Excerpts from a layout annotation listing
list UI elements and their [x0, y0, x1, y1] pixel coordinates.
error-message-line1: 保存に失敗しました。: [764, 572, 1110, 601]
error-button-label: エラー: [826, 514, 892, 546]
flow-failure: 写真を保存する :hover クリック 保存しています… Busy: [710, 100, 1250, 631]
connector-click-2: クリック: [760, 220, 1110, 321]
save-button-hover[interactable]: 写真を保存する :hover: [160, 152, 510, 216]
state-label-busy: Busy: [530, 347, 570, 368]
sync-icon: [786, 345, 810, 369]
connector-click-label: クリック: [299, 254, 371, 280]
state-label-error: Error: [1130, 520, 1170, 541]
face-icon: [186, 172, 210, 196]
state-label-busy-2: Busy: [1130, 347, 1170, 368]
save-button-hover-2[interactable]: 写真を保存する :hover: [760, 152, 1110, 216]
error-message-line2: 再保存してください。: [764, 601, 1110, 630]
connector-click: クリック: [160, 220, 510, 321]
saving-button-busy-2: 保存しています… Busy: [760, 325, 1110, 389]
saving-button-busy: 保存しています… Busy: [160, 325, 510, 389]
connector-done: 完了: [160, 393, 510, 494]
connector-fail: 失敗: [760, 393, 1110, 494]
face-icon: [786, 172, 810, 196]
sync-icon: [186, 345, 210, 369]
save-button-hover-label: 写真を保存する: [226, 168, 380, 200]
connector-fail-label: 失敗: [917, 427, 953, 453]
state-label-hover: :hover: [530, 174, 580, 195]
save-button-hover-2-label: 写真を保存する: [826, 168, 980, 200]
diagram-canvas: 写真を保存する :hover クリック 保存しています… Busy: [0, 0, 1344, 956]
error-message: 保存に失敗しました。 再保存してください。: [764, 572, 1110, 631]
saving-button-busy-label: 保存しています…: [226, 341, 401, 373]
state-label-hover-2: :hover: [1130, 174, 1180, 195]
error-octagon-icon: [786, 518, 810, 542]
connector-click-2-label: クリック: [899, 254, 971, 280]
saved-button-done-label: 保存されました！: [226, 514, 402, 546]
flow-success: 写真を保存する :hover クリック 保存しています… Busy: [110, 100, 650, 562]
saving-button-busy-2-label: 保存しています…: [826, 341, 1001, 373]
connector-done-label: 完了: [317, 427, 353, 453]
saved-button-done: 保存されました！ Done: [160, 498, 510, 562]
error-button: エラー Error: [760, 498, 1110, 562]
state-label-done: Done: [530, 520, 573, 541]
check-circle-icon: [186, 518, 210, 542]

» **The exercise**
Please return, unchanged, the lines starting at the first line of the listing and ending at the line that contains "connector-click-2: クリック: [760, 220, 1110, 321]", both included.

» **Final result**
list UI elements and their [x0, y0, x1, y1] pixel coordinates.
error-message-line1: 保存に失敗しました。: [764, 572, 1110, 601]
error-button-label: エラー: [826, 514, 892, 546]
flow-failure: 写真を保存する :hover クリック 保存しています… Busy: [710, 100, 1250, 631]
connector-click-2: クリック: [760, 220, 1110, 321]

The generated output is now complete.